→ **PROMPT**
From the entries below, copy every line holding the word "color".

(Dataset listings of figures)
++++++
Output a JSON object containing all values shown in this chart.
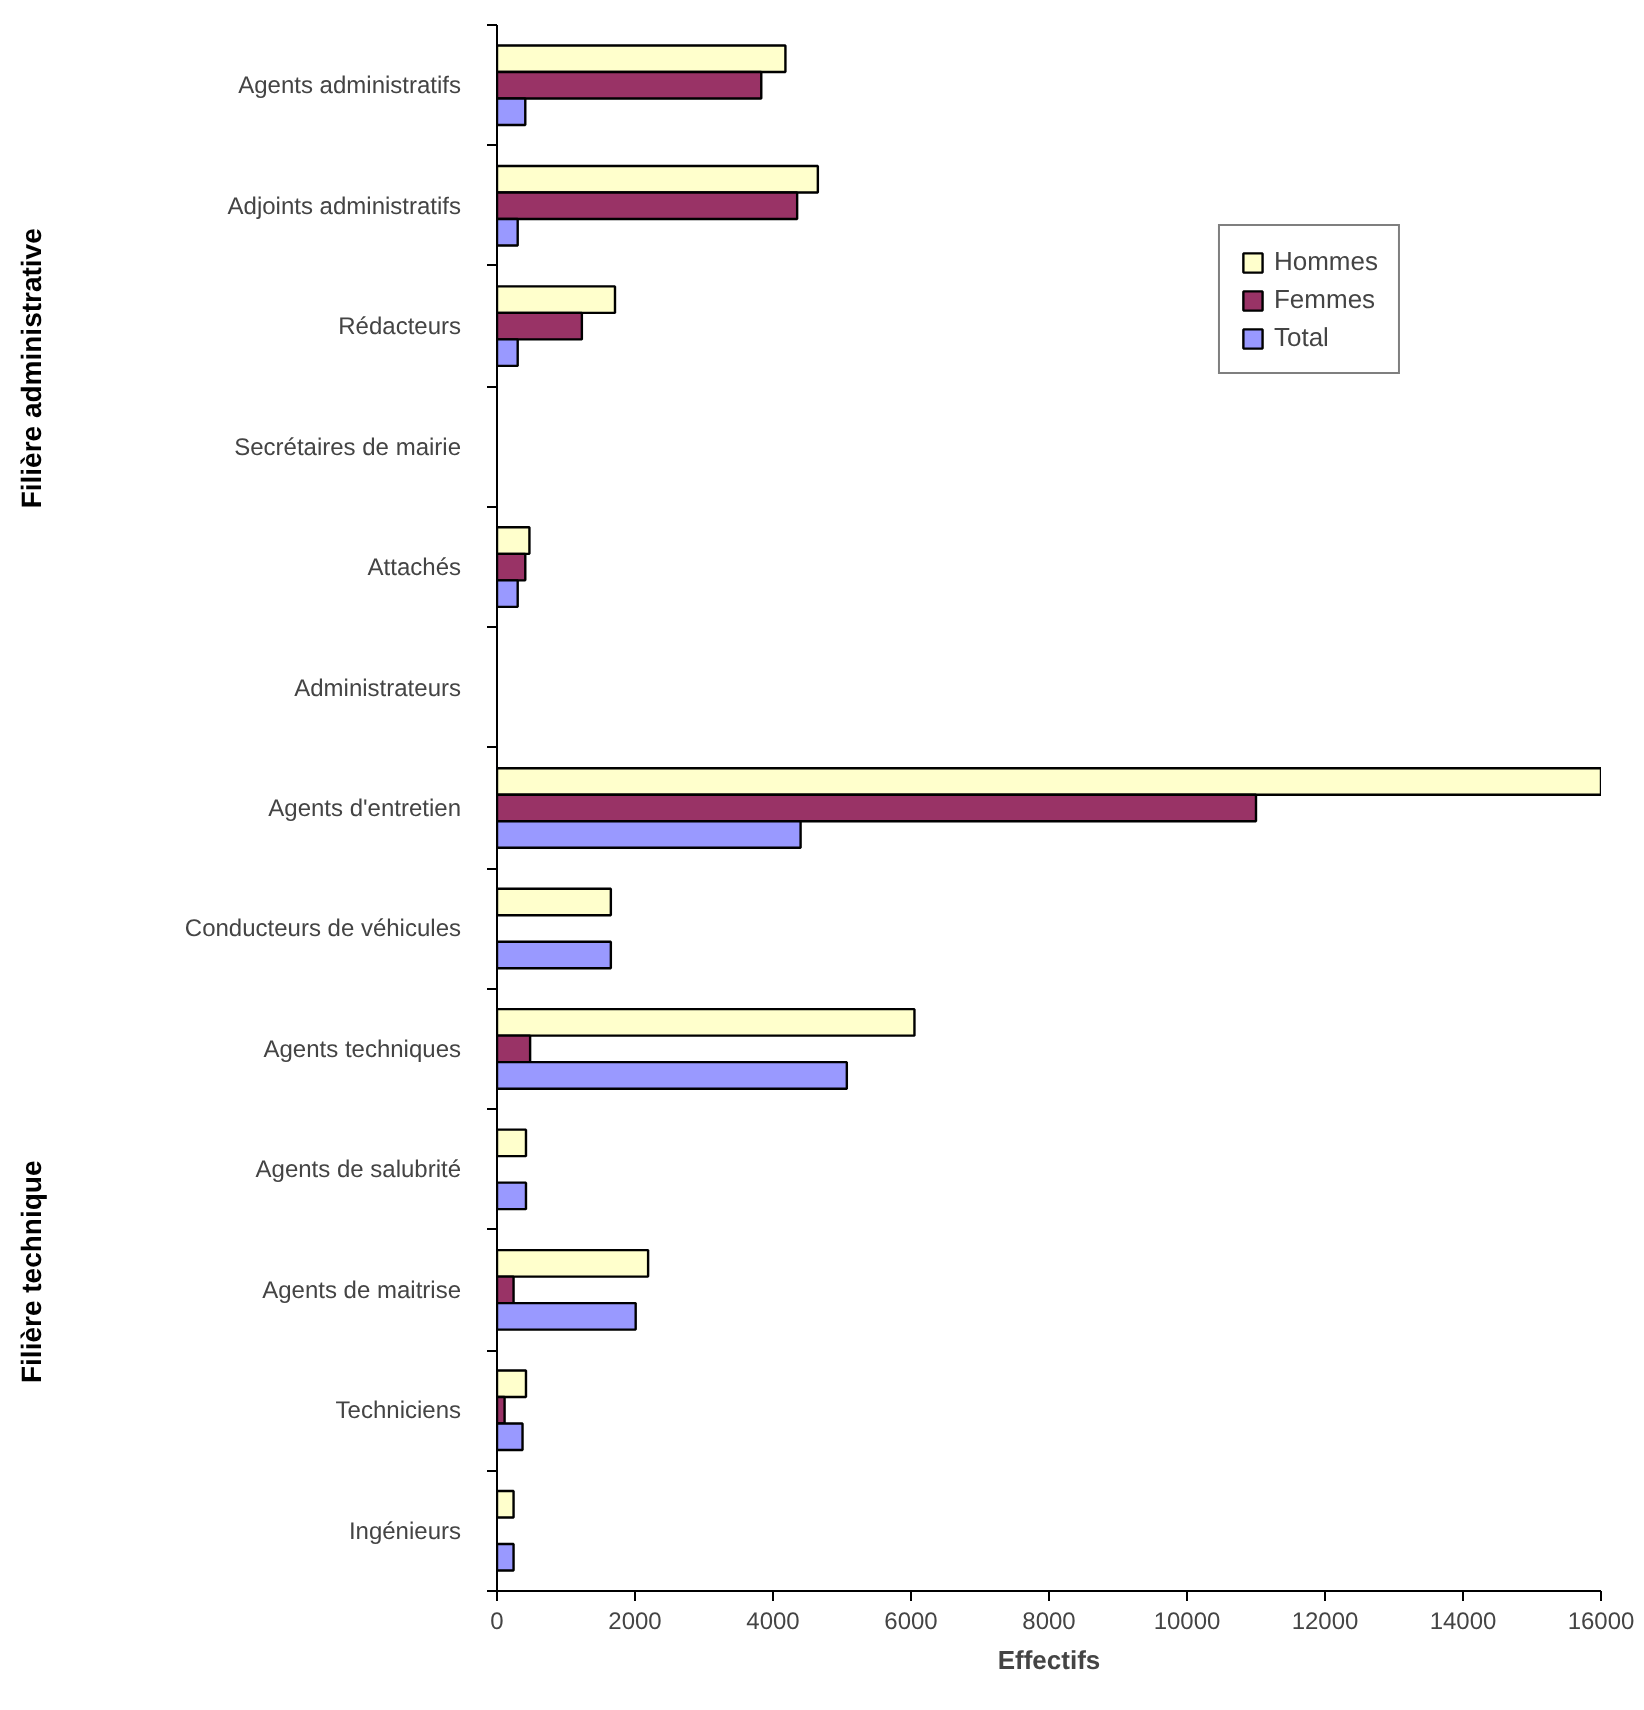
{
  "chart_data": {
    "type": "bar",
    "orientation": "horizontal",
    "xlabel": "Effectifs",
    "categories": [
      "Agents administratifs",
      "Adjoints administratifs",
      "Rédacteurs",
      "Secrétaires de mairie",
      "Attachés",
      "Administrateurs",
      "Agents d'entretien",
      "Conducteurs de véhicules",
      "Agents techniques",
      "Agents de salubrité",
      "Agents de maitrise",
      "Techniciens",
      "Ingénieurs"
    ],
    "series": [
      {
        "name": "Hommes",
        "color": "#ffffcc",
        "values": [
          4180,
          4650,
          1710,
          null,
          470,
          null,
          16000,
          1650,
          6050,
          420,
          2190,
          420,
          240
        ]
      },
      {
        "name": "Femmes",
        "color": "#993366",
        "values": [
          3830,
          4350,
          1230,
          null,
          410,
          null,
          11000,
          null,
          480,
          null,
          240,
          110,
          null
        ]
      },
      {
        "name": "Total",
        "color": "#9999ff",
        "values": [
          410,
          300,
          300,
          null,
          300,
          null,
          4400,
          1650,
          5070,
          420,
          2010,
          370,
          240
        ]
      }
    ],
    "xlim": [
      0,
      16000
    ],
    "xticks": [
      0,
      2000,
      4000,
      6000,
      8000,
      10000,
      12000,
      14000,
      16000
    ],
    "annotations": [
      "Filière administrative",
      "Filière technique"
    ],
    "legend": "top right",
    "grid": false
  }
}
++++++
→ **RESPONSE TO THIS TASK**
        "color": "#ffffcc",
        "color": "#993366",
        "color": "#9999ff",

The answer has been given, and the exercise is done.